**Teks Halaman**:
* * * * * * * * *

PT Dyandra Promosindo merupakan perusahaan yang bergerak dibidang event organizer, dimana dalam menjalankan proses bisnisnya sehari-hari pasti akan selalu berhubungan dengan informasi penting dari klien mereka. Oleh karena itu perlu dilakukan risk assessment untuk menghindari hilangnya confidentiality, integrity dan availability dari suatu aset informasi. Penulis ingin mengetahui seberapa besar dampak risiko yang mengancam keamanan aset informasi dan memberikan rekomendasai kontrol pada aset tersebut. Proses risk assessment dapat dibagi menjadi tiga tahapan yaitu, risk identification secara interview dan peninjauan dokumen, risk analysis dengan menggunakan asset valuation dan vulnerability and threat rating, dan terakhir risk evaluation menggunakan pengukuran risk impact. Hasil dari penelitian ini didapatkan 10 aset informasi kritis yang teridentifikasi dan hanya 1 yang masuk ke kelompok mitigasi risiko Tolerable dimana aset-aset lainnya dikelompok Acceptable. Rekomendasi kontrol untuk risiko aset informasi PT Dyandra Promosindo yang berdasarkan pada Annex A ISO/IEC 27001:2022 didapatkan 15 kontrol, yang terdiri dari 4 Organizational control, 5 People control, 1 Physical control, dan 5 Technological control.

* * * * * * * * *

**Daftar Baris**:
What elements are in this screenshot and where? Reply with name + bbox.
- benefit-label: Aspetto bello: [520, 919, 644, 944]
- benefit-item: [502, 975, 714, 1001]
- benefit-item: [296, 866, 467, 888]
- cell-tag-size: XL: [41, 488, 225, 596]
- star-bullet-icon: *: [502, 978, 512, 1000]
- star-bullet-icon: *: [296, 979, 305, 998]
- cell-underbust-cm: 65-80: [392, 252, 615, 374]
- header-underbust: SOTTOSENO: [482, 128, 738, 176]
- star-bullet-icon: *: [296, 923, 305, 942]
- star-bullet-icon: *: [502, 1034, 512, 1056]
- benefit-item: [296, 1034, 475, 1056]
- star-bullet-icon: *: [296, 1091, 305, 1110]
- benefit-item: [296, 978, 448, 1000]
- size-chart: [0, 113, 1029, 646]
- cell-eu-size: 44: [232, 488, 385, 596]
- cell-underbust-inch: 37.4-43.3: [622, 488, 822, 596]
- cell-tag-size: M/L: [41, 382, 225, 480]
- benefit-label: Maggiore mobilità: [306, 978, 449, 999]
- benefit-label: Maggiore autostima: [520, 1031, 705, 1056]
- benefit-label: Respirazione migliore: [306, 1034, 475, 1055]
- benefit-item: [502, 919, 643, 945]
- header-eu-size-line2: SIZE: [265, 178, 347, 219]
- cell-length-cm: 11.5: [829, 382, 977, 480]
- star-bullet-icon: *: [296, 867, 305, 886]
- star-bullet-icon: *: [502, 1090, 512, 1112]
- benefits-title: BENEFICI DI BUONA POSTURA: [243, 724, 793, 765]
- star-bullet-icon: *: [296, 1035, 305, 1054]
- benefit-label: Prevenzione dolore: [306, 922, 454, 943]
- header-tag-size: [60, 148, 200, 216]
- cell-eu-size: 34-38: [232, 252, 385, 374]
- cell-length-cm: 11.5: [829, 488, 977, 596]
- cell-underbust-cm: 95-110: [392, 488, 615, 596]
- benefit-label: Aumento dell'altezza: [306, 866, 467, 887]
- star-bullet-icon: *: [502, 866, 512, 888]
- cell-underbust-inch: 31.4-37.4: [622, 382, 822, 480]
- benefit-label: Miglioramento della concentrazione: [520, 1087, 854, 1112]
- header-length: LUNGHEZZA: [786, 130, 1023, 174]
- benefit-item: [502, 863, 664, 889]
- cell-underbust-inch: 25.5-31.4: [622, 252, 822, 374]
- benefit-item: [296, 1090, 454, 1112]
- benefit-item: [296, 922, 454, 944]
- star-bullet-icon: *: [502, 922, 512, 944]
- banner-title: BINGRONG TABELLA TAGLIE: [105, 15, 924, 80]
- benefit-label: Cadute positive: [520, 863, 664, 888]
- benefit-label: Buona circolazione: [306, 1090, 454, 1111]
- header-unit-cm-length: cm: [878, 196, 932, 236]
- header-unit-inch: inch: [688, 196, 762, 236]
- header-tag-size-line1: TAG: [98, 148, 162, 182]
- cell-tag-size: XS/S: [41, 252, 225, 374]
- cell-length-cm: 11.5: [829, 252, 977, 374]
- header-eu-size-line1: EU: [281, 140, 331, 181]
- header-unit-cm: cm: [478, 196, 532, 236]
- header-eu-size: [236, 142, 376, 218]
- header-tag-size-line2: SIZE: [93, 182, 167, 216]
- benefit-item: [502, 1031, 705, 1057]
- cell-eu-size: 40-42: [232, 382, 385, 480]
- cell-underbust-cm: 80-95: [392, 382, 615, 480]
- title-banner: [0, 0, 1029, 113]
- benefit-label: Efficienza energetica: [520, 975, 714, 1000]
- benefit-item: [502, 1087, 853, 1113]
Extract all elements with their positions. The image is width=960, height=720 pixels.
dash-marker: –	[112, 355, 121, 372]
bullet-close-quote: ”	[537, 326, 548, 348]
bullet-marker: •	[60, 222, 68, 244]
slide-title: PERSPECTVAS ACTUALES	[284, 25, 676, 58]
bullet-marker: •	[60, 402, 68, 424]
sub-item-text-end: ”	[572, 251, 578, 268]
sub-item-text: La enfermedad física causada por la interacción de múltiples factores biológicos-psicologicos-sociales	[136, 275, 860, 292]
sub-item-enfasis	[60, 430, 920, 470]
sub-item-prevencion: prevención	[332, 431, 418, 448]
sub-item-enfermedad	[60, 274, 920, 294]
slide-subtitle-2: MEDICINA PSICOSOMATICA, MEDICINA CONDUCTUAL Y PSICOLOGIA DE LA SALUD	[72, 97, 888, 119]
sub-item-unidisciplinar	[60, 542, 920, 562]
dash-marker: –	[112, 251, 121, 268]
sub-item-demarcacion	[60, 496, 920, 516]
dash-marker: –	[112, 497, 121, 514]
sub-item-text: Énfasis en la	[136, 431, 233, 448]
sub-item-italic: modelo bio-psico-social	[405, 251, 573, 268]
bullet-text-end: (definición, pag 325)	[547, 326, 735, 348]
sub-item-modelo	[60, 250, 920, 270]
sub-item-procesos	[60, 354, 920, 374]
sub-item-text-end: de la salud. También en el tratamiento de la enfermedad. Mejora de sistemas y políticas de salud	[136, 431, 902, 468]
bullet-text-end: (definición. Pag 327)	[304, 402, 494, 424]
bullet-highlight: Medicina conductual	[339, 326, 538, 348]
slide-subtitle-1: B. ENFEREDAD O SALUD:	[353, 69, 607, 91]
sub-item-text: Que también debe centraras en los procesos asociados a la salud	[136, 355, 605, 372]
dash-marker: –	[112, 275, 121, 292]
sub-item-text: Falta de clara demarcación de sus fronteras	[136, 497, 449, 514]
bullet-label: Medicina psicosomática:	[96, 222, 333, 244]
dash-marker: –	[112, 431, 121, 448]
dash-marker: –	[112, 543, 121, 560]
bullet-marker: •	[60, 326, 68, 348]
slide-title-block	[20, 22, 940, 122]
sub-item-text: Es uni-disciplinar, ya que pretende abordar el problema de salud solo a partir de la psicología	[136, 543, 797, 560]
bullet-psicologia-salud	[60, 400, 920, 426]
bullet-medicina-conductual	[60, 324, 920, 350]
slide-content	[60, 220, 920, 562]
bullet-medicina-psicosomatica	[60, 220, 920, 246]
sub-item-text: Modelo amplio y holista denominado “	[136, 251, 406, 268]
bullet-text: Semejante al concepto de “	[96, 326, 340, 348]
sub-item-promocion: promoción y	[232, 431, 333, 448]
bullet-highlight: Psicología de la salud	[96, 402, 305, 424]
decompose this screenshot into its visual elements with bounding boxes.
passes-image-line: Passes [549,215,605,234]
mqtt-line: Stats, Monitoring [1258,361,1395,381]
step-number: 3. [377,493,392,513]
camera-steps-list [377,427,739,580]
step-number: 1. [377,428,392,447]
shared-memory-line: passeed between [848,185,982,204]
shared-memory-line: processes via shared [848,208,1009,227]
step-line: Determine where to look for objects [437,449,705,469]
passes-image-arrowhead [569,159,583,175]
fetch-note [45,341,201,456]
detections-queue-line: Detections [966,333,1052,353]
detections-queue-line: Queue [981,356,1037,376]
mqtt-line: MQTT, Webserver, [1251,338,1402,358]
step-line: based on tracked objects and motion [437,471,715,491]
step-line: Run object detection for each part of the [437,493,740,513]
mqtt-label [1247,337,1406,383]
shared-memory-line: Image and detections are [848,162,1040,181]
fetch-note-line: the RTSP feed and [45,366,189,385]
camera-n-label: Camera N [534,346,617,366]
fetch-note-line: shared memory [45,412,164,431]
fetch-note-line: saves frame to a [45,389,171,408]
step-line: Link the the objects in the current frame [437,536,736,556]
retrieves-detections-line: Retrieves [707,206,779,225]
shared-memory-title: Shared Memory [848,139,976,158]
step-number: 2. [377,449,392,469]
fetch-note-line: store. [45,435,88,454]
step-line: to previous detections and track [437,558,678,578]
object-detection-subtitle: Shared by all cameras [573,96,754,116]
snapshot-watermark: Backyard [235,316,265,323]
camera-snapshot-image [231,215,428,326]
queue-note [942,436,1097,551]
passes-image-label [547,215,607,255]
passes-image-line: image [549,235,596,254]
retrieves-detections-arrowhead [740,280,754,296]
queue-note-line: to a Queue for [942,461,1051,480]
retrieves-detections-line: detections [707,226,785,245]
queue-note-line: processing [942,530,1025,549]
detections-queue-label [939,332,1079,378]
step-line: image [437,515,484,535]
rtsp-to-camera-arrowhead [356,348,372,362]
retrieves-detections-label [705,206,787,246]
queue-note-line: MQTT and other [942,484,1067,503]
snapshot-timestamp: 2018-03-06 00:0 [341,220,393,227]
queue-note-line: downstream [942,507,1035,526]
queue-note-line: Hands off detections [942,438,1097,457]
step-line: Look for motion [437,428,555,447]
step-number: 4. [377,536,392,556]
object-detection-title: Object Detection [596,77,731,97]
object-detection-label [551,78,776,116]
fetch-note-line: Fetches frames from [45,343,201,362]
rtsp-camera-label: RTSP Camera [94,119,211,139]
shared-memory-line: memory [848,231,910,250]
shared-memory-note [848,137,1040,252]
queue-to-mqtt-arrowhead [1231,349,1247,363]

* * * * * * * * *

**Tujuan Tugas**: Tuliskan ulang seluruh teks halaman tanpa perubahan apa pun. Baris-baris di atas adalah bahan tersendiri yang terpisah dari teks halaman.

**Jawaban Latihan**:
PT Dyandra Promosindo merupakan perusahaan yang bergerak dibidang event organizer, dimana dalam menjalankan proses bisnisnya sehari-hari pasti akan selalu berhubungan dengan informasi penting dari klien mereka. Oleh karena itu perlu dilakukan risk assessment untuk menghindari hilangnya confidentiality, integrity dan availability dari suatu aset informasi. Penulis ingin mengetahui seberapa besar dampak risiko yang mengancam keamanan aset informasi dan memberikan rekomendasai kontrol pada aset tersebut. Proses risk assessment dapat dibagi menjadi tiga tahapan yaitu, risk identification secara interview dan peninjauan dokumen, risk analysis dengan menggunakan asset valuation dan vulnerability and threat rating, dan terakhir risk evaluation menggunakan pengukuran risk impact. Hasil dari penelitian ini didapatkan 10 aset informasi kritis yang teridentifikasi dan hanya 1 yang masuk ke kelompok mitigasi risiko Tolerable dimana aset-aset lainnya dikelompok Acceptable. Rekomendasi kontrol untuk risiko aset informasi PT Dyandra Promosindo yang berdasarkan pada Annex A ISO/IEC 27001:2022 didapatkan 15 kontrol, yang terdiri dari 4 Organizational control, 5 People control, 1 Physical control, dan 5 Technological control.